▶ _Given instruction A_
According to the MACH-IV passage, who published "Studies in Machiavellianism" with Richard Christie?
Start of Document passage
= MACH-IV (test) =

Personality psychometric

The MACH-IV is a 20 question self-report Likert scale psychometric designed to test levels of Machiavellianism in individuals. In personality psychology, Machiavellianism refers to a personality construct which comprises manipulativeness, deceitfulness, and a callous, calculating orientation. It is the most widely used Machiavellianism test by researchers.

==Background==

Social psychologist Richard Christie was interested in the motivations and underlying personality traits of manipulators. He proposed that they had certain characteristics that made them more willing to take advantage of others, such as having a lack of affect and empathy in interpersonal dealings, and a lack of concern for morality. He viewed Machiavelli as a source to gain ideas from and eventually wrote test items that were loosely based on his general writing style. He and his research partner Florence Geis published their results in the book "Studies in Machiavellianism" in 1970.

==Factors==
The MACH-IV has 20 items, all which are designed to tap into the following factors: "Views", "Tactics", and "Morality". The "Views" factor is related to beliefs that are self interested and cynical, the "Tactics" factor focuses on the endorsement of manipulation as a means to take advantage of others, and the "Morality" factor deals with one's adherence to moral scruple.

===Items===
Items featured on the test include statements that the respondent rates on a scale from "disagree" to "agree", such as "most people who get ahead in the world lead clean, moral lives" and "P.T. Barnum was wrong when he said that there's a sucker born every minute" (which is often misattributed to Barnum).
End of Document passage
Start of Supplied records
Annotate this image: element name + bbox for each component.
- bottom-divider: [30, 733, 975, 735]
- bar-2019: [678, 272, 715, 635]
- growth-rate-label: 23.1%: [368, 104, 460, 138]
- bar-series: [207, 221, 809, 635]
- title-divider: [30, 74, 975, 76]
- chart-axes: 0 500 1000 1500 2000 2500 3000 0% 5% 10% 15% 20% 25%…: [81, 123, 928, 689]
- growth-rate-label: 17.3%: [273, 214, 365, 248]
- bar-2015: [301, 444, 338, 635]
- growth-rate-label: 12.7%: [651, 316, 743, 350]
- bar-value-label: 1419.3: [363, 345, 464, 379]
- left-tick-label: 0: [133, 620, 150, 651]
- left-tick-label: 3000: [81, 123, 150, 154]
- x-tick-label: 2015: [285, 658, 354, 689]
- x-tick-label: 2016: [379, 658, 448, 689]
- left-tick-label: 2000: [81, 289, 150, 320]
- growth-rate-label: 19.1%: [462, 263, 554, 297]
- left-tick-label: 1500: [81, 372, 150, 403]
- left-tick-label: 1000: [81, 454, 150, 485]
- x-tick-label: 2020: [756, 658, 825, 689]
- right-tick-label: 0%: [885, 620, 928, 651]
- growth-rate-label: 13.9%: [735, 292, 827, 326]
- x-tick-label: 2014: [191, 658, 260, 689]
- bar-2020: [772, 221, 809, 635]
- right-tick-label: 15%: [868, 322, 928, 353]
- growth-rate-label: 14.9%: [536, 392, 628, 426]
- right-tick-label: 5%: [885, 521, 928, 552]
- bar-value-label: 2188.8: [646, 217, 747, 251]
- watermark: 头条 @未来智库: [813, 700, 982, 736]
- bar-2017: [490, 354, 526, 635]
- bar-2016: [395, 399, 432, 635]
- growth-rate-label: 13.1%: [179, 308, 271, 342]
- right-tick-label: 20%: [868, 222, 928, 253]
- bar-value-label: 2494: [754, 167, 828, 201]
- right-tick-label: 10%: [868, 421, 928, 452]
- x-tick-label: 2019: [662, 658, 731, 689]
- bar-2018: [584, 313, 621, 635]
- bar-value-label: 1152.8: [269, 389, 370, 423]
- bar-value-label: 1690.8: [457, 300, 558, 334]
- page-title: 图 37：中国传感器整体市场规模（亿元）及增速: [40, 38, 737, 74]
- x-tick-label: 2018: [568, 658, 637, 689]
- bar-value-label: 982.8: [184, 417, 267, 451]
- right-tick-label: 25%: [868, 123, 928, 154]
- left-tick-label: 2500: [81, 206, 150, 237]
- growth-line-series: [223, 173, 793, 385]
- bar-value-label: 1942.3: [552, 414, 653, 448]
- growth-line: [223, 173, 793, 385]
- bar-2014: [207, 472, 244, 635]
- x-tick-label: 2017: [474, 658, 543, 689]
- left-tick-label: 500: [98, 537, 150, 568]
End of Supplied records
Start of Supplied records
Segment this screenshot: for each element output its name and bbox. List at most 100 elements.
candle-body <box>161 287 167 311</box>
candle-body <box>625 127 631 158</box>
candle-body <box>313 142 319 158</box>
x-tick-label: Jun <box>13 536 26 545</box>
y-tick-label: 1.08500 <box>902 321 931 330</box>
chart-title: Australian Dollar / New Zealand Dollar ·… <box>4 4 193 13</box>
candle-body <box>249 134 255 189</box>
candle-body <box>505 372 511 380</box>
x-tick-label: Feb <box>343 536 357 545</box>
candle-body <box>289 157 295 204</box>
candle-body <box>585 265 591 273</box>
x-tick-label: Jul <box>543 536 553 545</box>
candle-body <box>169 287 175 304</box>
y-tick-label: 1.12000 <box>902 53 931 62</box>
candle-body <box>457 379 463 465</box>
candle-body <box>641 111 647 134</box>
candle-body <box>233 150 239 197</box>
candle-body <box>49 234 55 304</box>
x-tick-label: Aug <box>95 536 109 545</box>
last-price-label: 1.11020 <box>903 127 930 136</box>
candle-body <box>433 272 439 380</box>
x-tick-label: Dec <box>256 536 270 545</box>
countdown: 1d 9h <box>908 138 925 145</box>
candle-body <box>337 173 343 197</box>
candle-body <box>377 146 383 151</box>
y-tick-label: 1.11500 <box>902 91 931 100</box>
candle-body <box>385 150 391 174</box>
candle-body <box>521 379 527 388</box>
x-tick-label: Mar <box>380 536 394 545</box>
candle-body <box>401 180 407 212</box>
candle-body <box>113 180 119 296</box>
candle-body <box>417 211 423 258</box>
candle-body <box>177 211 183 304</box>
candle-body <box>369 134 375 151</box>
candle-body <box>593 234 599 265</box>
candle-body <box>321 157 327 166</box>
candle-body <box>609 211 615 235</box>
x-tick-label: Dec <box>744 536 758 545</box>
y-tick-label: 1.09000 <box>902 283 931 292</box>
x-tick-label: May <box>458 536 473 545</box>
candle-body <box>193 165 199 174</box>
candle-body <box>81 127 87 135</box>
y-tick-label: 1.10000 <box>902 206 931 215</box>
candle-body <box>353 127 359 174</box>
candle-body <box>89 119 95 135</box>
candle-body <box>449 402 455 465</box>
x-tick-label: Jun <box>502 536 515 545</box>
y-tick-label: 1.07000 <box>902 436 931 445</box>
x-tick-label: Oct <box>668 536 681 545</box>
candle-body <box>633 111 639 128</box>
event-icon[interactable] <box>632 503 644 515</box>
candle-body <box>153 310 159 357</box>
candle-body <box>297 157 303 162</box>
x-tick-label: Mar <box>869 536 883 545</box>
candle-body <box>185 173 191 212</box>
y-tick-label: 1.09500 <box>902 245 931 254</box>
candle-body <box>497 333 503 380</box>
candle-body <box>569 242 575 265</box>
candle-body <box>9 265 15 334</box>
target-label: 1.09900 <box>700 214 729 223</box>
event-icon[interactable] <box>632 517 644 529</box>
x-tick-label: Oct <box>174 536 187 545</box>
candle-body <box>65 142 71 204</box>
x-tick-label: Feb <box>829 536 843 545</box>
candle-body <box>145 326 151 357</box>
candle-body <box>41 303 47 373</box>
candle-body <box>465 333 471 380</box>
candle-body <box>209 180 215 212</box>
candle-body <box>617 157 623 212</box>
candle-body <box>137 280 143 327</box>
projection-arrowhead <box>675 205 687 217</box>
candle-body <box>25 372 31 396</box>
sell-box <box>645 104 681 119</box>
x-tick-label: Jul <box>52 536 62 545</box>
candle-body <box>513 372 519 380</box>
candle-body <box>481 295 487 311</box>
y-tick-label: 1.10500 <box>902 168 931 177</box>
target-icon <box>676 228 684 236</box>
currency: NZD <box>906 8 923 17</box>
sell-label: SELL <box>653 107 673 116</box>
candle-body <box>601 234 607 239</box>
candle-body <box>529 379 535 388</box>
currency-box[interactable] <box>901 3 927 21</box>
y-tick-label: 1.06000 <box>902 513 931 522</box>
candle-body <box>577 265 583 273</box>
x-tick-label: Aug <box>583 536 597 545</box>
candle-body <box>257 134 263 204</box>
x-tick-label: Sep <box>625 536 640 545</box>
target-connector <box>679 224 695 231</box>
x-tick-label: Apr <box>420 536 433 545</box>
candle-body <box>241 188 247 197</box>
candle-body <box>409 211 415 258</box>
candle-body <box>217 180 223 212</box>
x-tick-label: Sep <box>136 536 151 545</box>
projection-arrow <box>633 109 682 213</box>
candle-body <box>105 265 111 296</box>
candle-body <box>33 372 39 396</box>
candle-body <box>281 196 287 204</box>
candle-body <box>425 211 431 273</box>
End of Supplied records
▶ _Given instruction B_
Copy the listing lines verbatim, everything from the line containing "Annotate this image: element" down to the line containing "- bar-2016: [395, 399, 432, 635]", with both of those lines included.

▶ _Result A_
Florence Geis, his research partner.

▶ _Result B_
Annotate this image: element name + bbox for each component.
- bottom-divider: [30, 733, 975, 735]
- bar-2019: [678, 272, 715, 635]
- growth-rate-label: 23.1%: [368, 104, 460, 138]
- bar-series: [207, 221, 809, 635]
- title-divider: [30, 74, 975, 76]
- chart-axes: 0 500 1000 1500 2000 2500 3000 0% 5% 10% 15% 20% 25%…: [81, 123, 928, 689]
- growth-rate-label: 17.3%: [273, 214, 365, 248]
- bar-2015: [301, 444, 338, 635]
- growth-rate-label: 12.7%: [651, 316, 743, 350]
- bar-value-label: 1419.3: [363, 345, 464, 379]
- left-tick-label: 0: [133, 620, 150, 651]
- left-tick-label: 3000: [81, 123, 150, 154]
- x-tick-label: 2015: [285, 658, 354, 689]
- x-tick-label: 2016: [379, 658, 448, 689]
- left-tick-label: 2000: [81, 289, 150, 320]
- growth-rate-label: 19.1%: [462, 263, 554, 297]
- left-tick-label: 1500: [81, 372, 150, 403]
- left-tick-label: 1000: [81, 454, 150, 485]
- x-tick-label: 2020: [756, 658, 825, 689]
- right-tick-label: 0%: [885, 620, 928, 651]
- growth-rate-label: 13.9%: [735, 292, 827, 326]
- x-tick-label: 2014: [191, 658, 260, 689]
- bar-2020: [772, 221, 809, 635]
- right-tick-label: 15%: [868, 322, 928, 353]
- growth-rate-label: 14.9%: [536, 392, 628, 426]
- right-tick-label: 5%: [885, 521, 928, 552]
- bar-value-label: 2188.8: [646, 217, 747, 251]
- watermark: 头条 @未来智库: [813, 700, 982, 736]
- bar-2017: [490, 354, 526, 635]
- bar-2016: [395, 399, 432, 635]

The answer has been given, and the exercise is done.